| Work to do |
Images do not belong in the copy. Retype all the entries below exactly.

— start Source records —

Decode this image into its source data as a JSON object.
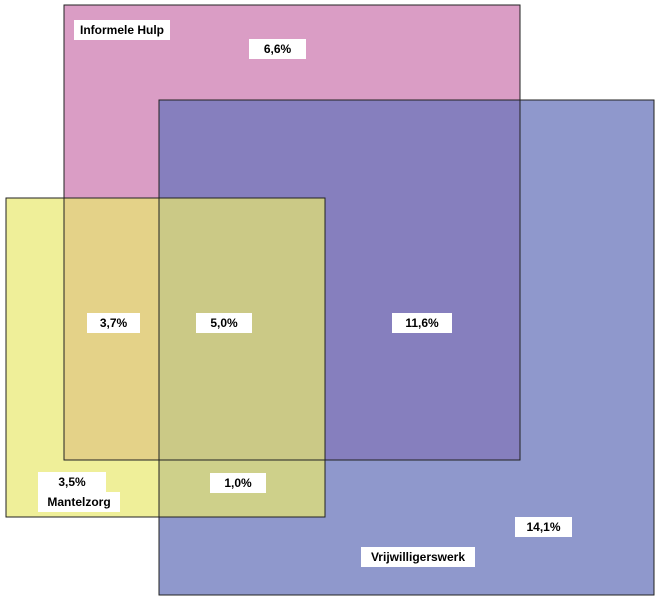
{
  "diagram": {
    "type": "venn",
    "sets": [
      {
        "key": "informele_hulp",
        "label": "Informele Hulp",
        "color": "#d48cbb"
      },
      {
        "key": "vrijwilligerswerk",
        "label": "Vrijwilligerswerk",
        "color": "#6a75bb"
      },
      {
        "key": "mantelzorg",
        "label": "Mantelzorg",
        "color": "#e8e86e"
      }
    ],
    "regions": {
      "informele_hulp_only": "6,6%",
      "informele_hulp_vrijwilligerswerk": "11,6%",
      "informele_hulp_mantelzorg": "3,7%",
      "all_three": "5,0%",
      "mantelzorg_only": "3,5%",
      "mantelzorg_vrijwilligerswerk": "1,0%",
      "vrijwilligerswerk_only": "14,1%"
    }
  }
}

— end Source records —

| Exercise solution |
Decode this image into its source data as a JSON object.
{
  "diagram": {
    "type": "venn",
    "sets": [
      {
        "key": "informele_hulp",
        "label": "Informele Hulp",
        "color": "#d48cbb"
      },
      {
        "key": "vrijwilligerswerk",
        "label": "Vrijwilligerswerk",
        "color": "#6a75bb"
      },
      {
        "key": "mantelzorg",
        "label": "Mantelzorg",
        "color": "#e8e86e"
      }
    ],
    "regions": {
      "informele_hulp_only": "6,6%",
      "informele_hulp_vrijwilligerswerk": "11,6%",
      "informele_hulp_mantelzorg": "3,7%",
      "all_three": "5,0%",
      "mantelzorg_only": "3,5%",
      "mantelzorg_vrijwilligerswerk": "1,0%",
      "vrijwilligerswerk_only": "14,1%"
    }
  }
}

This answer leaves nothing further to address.